▼

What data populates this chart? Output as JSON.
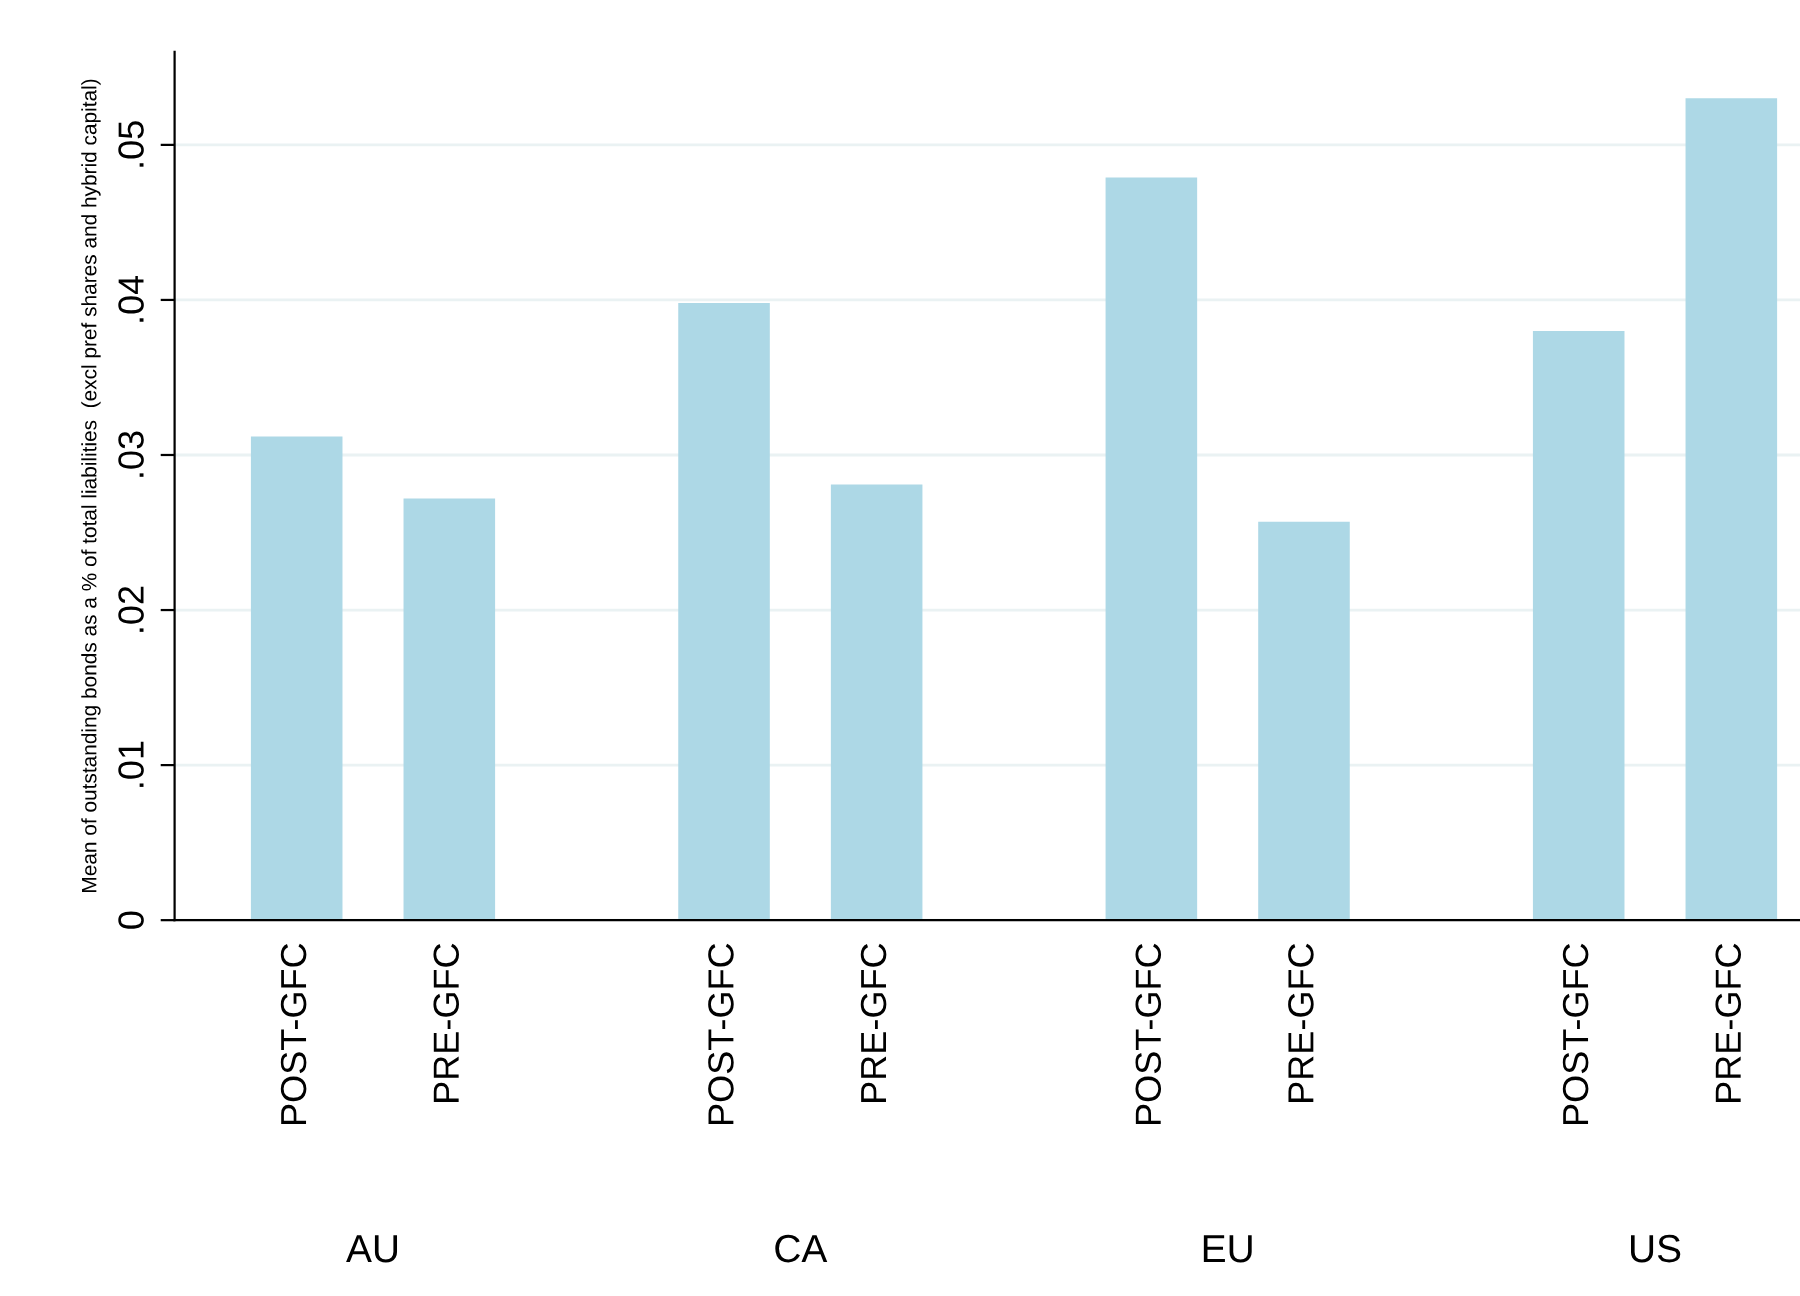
{
  "chart_data": {
    "type": "bar",
    "ylabel": "Mean of outstanding bonds as a % of total liabilities  (excl pref shares and hybrid capital)",
    "categories": [
      "POST-GFC",
      "PRE-GFC",
      "POST-GFC",
      "PRE-GFC",
      "POST-GFC",
      "PRE-GFC",
      "POST-GFC",
      "PRE-GFC"
    ],
    "values": [
      0.0312,
      0.0272,
      0.0398,
      0.0281,
      0.0479,
      0.0257,
      0.038,
      0.053
    ],
    "color": "#add8e6",
    "annotations": [
      "AU",
      "CA",
      "EU",
      "US"
    ],
    "ylim": [
      0,
      0.056
    ],
    "yticks": [
      0,
      {
        "value": 0.01,
        "label": ".01"
      },
      {
        "value": 0.02,
        "label": ".02"
      },
      {
        "value": 0.03,
        "label": ".03"
      },
      {
        "value": 0.04,
        "label": ".04"
      },
      {
        "value": 0.05,
        "label": ".05"
      }
    ],
    "grid": "y"
  }
}
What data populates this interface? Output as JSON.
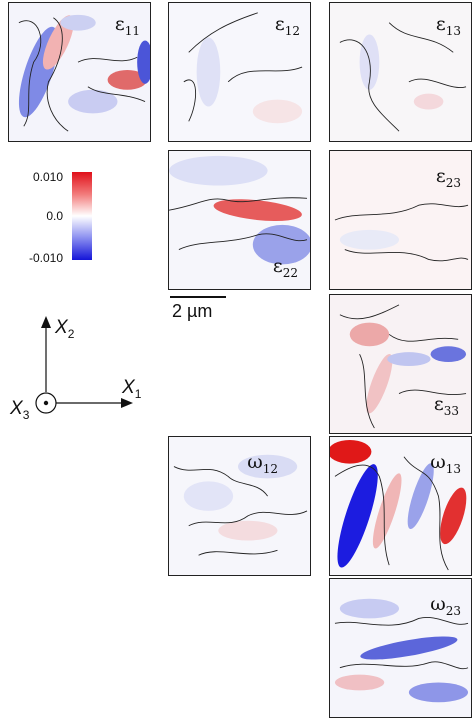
{
  "panels": {
    "e11": {
      "symbol": "ε",
      "sub": "11"
    },
    "e12": {
      "symbol": "ε",
      "sub": "12"
    },
    "e13": {
      "symbol": "ε",
      "sub": "13"
    },
    "e22": {
      "symbol": "ε",
      "sub": "22"
    },
    "e23": {
      "symbol": "ε",
      "sub": "23"
    },
    "e33": {
      "symbol": "ε",
      "sub": "33"
    },
    "w12": {
      "symbol": "ω",
      "sub": "12"
    },
    "w13": {
      "symbol": "ω",
      "sub": "13"
    },
    "w23": {
      "symbol": "ω",
      "sub": "23"
    }
  },
  "colorbar": {
    "ticks": [
      "0.010",
      "0.0",
      "-0.010"
    ],
    "colors": {
      "high": "#e0101a",
      "mid": "#ffffff",
      "low": "#1414d8"
    }
  },
  "scalebar": {
    "label": "2 µm"
  },
  "axes": {
    "x1": {
      "letter": "X",
      "sub": "1"
    },
    "x2": {
      "letter": "X",
      "sub": "2"
    },
    "x3": {
      "letter": "X",
      "sub": "3"
    }
  }
}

▲

-- Task to carry out --
Write out every record above exactly as it stands, but leave out the pictures.

-- Result of the task --
What data populates this chart? Output as JSON.
{
  "chart_data": {
    "type": "bar",
    "ylabel": "Mean of outstanding bonds as a % of total liabilities  (excl pref shares and hybrid capital)",
    "categories": [
      "POST-GFC",
      "PRE-GFC",
      "POST-GFC",
      "PRE-GFC",
      "POST-GFC",
      "PRE-GFC",
      "POST-GFC",
      "PRE-GFC"
    ],
    "values": [
      0.0312,
      0.0272,
      0.0398,
      0.0281,
      0.0479,
      0.0257,
      0.038,
      0.053
    ],
    "color": "#add8e6",
    "annotations": [
      "AU",
      "CA",
      "EU",
      "US"
    ],
    "ylim": [
      0,
      0.056
    ],
    "yticks": [
      0,
      {
        "value": 0.01,
        "label": ".01"
      },
      {
        "value": 0.02,
        "label": ".02"
      },
      {
        "value": 0.03,
        "label": ".03"
      },
      {
        "value": 0.04,
        "label": ".04"
      },
      {
        "value": 0.05,
        "label": ".05"
      }
    ],
    "grid": "y"
  }
}
What data populates this interface? Output as JSON.
{
  "panels": {
    "e11": {
      "symbol": "ε",
      "sub": "11"
    },
    "e12": {
      "symbol": "ε",
      "sub": "12"
    },
    "e13": {
      "symbol": "ε",
      "sub": "13"
    },
    "e22": {
      "symbol": "ε",
      "sub": "22"
    },
    "e23": {
      "symbol": "ε",
      "sub": "23"
    },
    "e33": {
      "symbol": "ε",
      "sub": "33"
    },
    "w12": {
      "symbol": "ω",
      "sub": "12"
    },
    "w13": {
      "symbol": "ω",
      "sub": "13"
    },
    "w23": {
      "symbol": "ω",
      "sub": "23"
    }
  },
  "colorbar": {
    "ticks": [
      "0.010",
      "0.0",
      "-0.010"
    ],
    "colors": {
      "high": "#e0101a",
      "mid": "#ffffff",
      "low": "#1414d8"
    }
  },
  "scalebar": {
    "label": "2 µm"
  },
  "axes": {
    "x1": {
      "letter": "X",
      "sub": "1"
    },
    "x2": {
      "letter": "X",
      "sub": "2"
    },
    "x3": {
      "letter": "X",
      "sub": "3"
    }
  }
}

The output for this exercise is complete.